§ **Instructions to follow**:
Look through the entries below. Report each line that has the word "group" in it.

§ **Supplied records**:
..............................

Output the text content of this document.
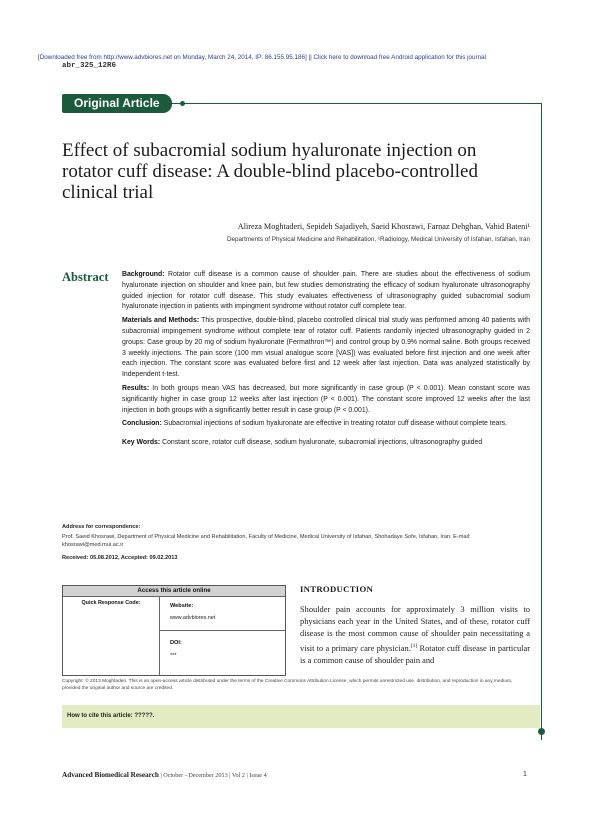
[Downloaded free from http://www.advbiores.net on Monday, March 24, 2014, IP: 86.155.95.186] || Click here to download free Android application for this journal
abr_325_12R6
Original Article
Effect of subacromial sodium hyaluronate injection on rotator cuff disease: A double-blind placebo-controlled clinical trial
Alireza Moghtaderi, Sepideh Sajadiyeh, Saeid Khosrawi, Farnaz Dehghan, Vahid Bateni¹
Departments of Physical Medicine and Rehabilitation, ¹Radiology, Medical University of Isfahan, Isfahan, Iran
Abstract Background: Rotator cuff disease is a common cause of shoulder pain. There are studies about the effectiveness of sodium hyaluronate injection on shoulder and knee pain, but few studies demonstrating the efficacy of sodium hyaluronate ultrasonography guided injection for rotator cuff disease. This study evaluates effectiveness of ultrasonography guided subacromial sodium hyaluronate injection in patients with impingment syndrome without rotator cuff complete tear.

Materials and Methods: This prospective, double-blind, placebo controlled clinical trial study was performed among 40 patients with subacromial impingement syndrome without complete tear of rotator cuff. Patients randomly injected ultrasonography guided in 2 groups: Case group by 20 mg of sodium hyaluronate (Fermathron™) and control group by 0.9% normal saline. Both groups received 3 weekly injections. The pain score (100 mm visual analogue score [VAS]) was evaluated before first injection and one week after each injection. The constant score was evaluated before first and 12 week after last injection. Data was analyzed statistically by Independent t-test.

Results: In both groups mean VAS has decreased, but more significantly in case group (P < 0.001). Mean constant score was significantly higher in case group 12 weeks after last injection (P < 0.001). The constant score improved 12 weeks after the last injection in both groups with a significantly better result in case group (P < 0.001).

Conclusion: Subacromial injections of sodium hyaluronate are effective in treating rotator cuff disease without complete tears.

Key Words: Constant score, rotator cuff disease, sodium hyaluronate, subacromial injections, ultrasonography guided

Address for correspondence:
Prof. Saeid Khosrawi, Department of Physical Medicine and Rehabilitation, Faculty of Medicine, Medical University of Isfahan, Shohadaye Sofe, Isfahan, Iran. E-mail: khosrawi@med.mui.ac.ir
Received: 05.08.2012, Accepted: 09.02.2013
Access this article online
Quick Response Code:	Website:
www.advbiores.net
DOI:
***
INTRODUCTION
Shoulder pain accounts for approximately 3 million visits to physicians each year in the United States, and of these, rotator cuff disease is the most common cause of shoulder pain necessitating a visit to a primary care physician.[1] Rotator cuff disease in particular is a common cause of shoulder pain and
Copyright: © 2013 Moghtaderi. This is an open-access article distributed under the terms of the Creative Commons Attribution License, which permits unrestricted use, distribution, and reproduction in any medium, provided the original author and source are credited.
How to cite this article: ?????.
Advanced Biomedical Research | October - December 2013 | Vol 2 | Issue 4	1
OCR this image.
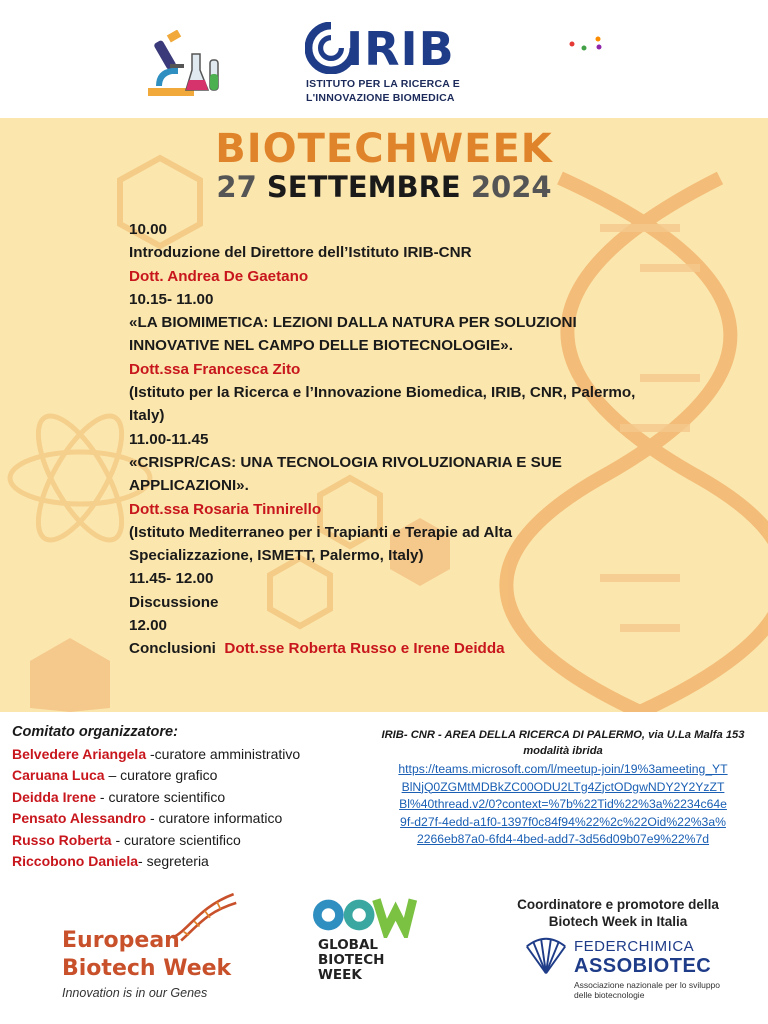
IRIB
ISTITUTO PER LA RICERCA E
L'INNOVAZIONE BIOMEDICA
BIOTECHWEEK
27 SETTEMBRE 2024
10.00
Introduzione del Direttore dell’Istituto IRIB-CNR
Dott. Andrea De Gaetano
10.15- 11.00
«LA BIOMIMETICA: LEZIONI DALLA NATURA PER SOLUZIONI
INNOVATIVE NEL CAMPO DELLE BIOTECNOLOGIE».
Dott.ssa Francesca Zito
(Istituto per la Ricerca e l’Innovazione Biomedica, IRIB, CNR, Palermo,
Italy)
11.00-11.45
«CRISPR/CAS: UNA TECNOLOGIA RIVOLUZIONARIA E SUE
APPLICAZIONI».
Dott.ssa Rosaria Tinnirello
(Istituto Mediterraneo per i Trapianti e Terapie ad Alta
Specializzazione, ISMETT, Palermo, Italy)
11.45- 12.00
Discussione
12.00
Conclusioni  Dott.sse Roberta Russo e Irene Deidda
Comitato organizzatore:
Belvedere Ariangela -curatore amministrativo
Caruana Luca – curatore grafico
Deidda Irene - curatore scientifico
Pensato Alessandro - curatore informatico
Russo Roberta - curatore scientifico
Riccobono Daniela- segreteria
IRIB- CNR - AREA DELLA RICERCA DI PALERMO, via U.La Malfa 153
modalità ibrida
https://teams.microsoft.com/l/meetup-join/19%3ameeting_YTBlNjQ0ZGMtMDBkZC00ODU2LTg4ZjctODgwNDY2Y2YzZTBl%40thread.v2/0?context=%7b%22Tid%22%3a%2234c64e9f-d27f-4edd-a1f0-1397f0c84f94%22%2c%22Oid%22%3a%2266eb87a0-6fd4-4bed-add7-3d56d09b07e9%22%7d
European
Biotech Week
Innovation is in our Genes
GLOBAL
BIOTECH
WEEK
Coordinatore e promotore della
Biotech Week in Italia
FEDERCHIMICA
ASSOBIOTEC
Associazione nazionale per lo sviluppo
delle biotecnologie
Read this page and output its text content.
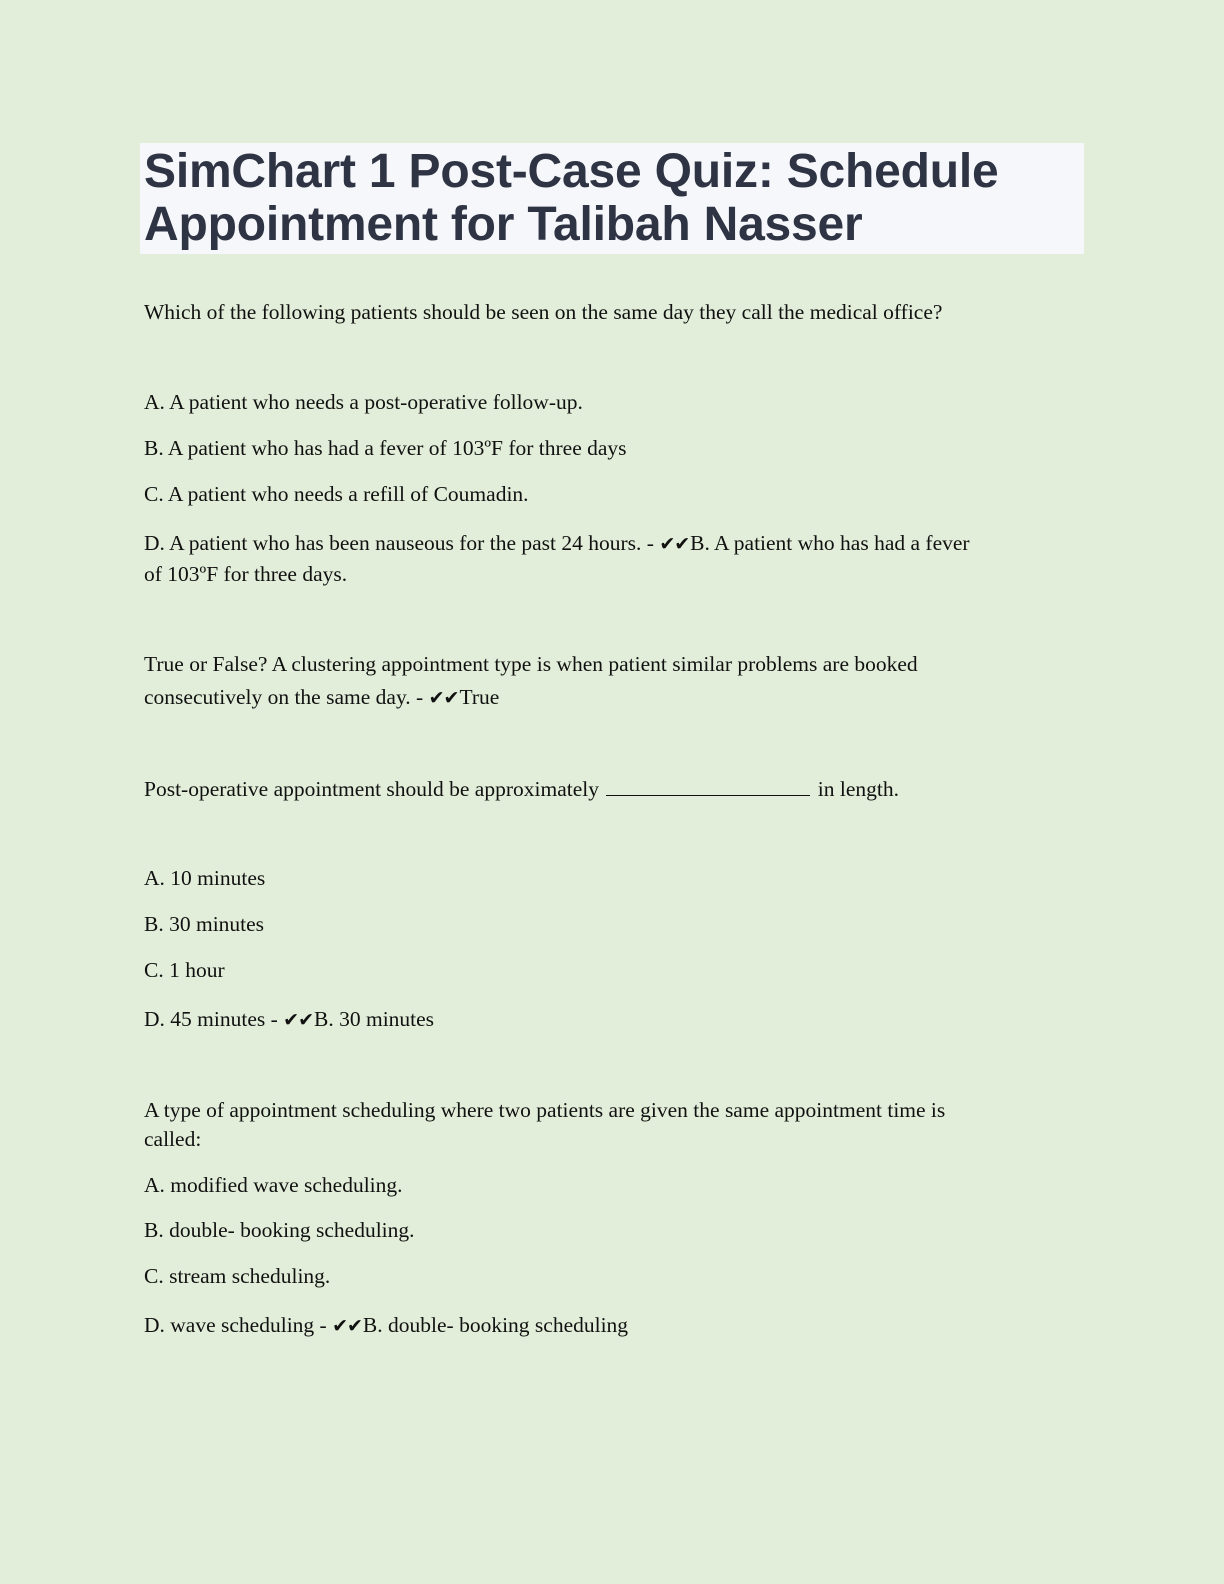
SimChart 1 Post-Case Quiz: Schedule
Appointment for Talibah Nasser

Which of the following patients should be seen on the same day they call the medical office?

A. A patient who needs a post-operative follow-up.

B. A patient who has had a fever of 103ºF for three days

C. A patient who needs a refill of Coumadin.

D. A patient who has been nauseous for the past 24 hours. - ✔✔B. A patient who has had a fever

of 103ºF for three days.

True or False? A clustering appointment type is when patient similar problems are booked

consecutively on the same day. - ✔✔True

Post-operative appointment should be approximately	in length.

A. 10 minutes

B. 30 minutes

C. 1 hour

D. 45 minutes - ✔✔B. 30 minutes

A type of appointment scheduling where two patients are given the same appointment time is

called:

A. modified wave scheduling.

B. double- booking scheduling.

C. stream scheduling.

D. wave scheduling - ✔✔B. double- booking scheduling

..............................

§ **Answer box**:
Materials and Methods: This prospective, double-blind, placebo controlled clinical trial study was performed among 40 patients with subacromial impingement syndrome without complete tear of rotator cuff. Patients randomly injected ultrasonography guided in 2 groups: Case group by 20 mg of sodium hyaluronate (Fermathron™) and control group by 0.9% normal saline. Both groups received 3 weekly injections. The pain score (100 mm visual analogue score [VAS]) was evaluated before first injection and one week after each injection. The constant score was evaluated before first and 12 week after last injection. Data was analyzed statistically by Independent t-test.
Results: In both groups mean VAS has decreased, but more significantly in case group (P < 0.001). Mean constant score was significantly higher in case group 12 weeks after last injection (P < 0.001). The constant score improved 12 weeks after the last injection in both groups with a significantly better result in case group (P < 0.001).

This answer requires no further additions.